(Data listing)
(begin)
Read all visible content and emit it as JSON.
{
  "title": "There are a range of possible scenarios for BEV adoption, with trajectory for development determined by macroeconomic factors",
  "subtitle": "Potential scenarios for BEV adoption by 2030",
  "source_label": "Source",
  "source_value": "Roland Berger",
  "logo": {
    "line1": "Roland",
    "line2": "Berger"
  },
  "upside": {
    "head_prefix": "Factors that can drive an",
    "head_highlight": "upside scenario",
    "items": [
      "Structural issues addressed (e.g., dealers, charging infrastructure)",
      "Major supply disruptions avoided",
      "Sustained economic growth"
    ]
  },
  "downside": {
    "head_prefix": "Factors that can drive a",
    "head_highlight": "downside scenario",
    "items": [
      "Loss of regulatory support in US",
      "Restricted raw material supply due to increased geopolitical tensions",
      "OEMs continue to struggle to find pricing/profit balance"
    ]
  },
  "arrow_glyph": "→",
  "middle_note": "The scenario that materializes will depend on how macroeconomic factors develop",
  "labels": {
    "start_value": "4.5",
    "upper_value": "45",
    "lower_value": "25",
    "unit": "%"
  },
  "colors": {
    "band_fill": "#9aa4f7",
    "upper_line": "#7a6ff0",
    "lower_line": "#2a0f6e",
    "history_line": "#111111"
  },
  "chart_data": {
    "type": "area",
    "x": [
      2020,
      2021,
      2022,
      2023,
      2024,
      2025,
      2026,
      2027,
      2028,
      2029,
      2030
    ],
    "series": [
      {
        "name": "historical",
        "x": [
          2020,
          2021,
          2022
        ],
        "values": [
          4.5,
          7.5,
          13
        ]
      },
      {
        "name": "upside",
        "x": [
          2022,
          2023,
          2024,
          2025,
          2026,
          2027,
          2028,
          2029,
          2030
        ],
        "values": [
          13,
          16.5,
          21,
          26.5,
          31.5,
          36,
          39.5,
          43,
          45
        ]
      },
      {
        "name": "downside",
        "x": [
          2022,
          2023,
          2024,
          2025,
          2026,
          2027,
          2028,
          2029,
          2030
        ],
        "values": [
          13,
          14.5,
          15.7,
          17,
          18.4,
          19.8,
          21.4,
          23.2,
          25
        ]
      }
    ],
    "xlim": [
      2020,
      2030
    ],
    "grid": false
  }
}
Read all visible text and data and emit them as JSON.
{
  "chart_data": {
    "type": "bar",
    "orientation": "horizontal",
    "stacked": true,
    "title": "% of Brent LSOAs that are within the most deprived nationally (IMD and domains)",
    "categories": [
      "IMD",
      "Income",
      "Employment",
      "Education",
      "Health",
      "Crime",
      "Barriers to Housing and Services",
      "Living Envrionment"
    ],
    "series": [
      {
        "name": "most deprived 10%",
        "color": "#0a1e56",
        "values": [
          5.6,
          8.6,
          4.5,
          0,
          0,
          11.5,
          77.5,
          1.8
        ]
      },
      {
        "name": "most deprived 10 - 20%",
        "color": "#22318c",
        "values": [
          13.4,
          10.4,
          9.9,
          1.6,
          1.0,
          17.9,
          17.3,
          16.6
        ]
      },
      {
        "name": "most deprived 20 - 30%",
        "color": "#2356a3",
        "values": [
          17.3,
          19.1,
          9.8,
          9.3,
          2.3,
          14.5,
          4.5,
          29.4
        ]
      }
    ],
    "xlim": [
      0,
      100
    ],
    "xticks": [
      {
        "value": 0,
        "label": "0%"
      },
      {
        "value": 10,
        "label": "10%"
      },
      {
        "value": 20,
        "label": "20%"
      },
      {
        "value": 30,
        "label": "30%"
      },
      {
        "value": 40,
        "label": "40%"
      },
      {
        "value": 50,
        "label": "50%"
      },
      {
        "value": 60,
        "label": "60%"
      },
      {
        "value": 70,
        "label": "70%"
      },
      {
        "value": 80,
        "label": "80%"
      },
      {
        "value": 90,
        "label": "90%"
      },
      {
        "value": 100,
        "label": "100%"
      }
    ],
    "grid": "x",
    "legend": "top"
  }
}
(end)
Exercise aim » Copy out each record exactly as given, omitting none.

Exercise answer »
Read all visible content and emit it as JSON.
{
  "title": "There are a range of possible scenarios for BEV adoption, with trajectory for development determined by macroeconomic factors",
  "subtitle": "Potential scenarios for BEV adoption by 2030",
  "source_label": "Source",
  "source_value": "Roland Berger",
  "logo": {
    "line1": "Roland",
    "line2": "Berger"
  },
  "upside": {
    "head_prefix": "Factors that can drive an",
    "head_highlight": "upside scenario",
    "items": [
      "Structural issues addressed (e.g., dealers, charging infrastructure)",
      "Major supply disruptions avoided",
      "Sustained economic growth"
    ]
  },
  "downside": {
    "head_prefix": "Factors that can drive a",
    "head_highlight": "downside scenario",
    "items": [
      "Loss of regulatory support in US",
      "Restricted raw material supply due to increased geopolitical tensions",
      "OEMs continue to struggle to find pricing/profit balance"
    ]
  },
  "arrow_glyph": "→",
  "middle_note": "The scenario that materializes will depend on how macroeconomic factors develop",
  "labels": {
    "start_value": "4.5",
    "upper_value": "45",
    "lower_value": "25",
    "unit": "%"
  },
  "colors": {
    "band_fill": "#9aa4f7",
    "upper_line": "#7a6ff0",
    "lower_line": "#2a0f6e",
    "history_line": "#111111"
  },
  "chart_data": {
    "type": "area",
    "x": [
      2020,
      2021,
      2022,
      2023,
      2024,
      2025,
      2026,
      2027,
      2028,
      2029,
      2030
    ],
    "series": [
      {
        "name": "historical",
        "x": [
          2020,
          2021,
          2022
        ],
        "values": [
          4.5,
          7.5,
          13
        ]
      },
      {
        "name": "upside",
        "x": [
          2022,
          2023,
          2024,
          2025,
          2026,
          2027,
          2028,
          2029,
          2030
        ],
        "values": [
          13,
          16.5,
          21,
          26.5,
          31.5,
          36,
          39.5,
          43,
          45
        ]
      },
      {
        "name": "downside",
        "x": [
          2022,
          2023,
          2024,
          2025,
          2026,
          2027,
          2028,
          2029,
          2030
        ],
        "values": [
          13,
          14.5,
          15.7,
          17,
          18.4,
          19.8,
          21.4,
          23.2,
          25
        ]
      }
    ],
    "xlim": [
      2020,
      2030
    ],
    "grid": false
  }
}
Read all visible text and data and emit them as JSON.
{
  "chart_data": {
    "type": "bar",
    "orientation": "horizontal",
    "stacked": true,
    "title": "% of Brent LSOAs that are within the most deprived nationally (IMD and domains)",
    "categories": [
      "IMD",
      "Income",
      "Employment",
      "Education",
      "Health",
      "Crime",
      "Barriers to Housing and Services",
      "Living Envrionment"
    ],
    "series": [
      {
        "name": "most deprived 10%",
        "color": "#0a1e56",
        "values": [
          5.6,
          8.6,
          4.5,
          0,
          0,
          11.5,
          77.5,
          1.8
        ]
      },
      {
        "name": "most deprived 10 - 20%",
        "color": "#22318c",
        "values": [
          13.4,
          10.4,
          9.9,
          1.6,
          1.0,
          17.9,
          17.3,
          16.6
        ]
      },
      {
        "name": "most deprived 20 - 30%",
        "color": "#2356a3",
        "values": [
          17.3,
          19.1,
          9.8,
          9.3,
          2.3,
          14.5,
          4.5,
          29.4
        ]
      }
    ],
    "xlim": [
      0,
      100
    ],
    "xticks": [
      {
        "value": 0,
        "label": "0%"
      },
      {
        "value": 10,
        "label": "10%"
      },
      {
        "value": 20,
        "label": "20%"
      },
      {
        "value": 30,
        "label": "30%"
      },
      {
        "value": 40,
        "label": "40%"
      },
      {
        "value": 50,
        "label": "50%"
      },
      {
        "value": 60,
        "label": "60%"
      },
      {
        "value": 70,
        "label": "70%"
      },
      {
        "value": 80,
        "label": "80%"
      },
      {
        "value": 90,
        "label": "90%"
      },
      {
        "value": 100,
        "label": "100%"
      }
    ],
    "grid": "x",
    "legend": "top"
  }
}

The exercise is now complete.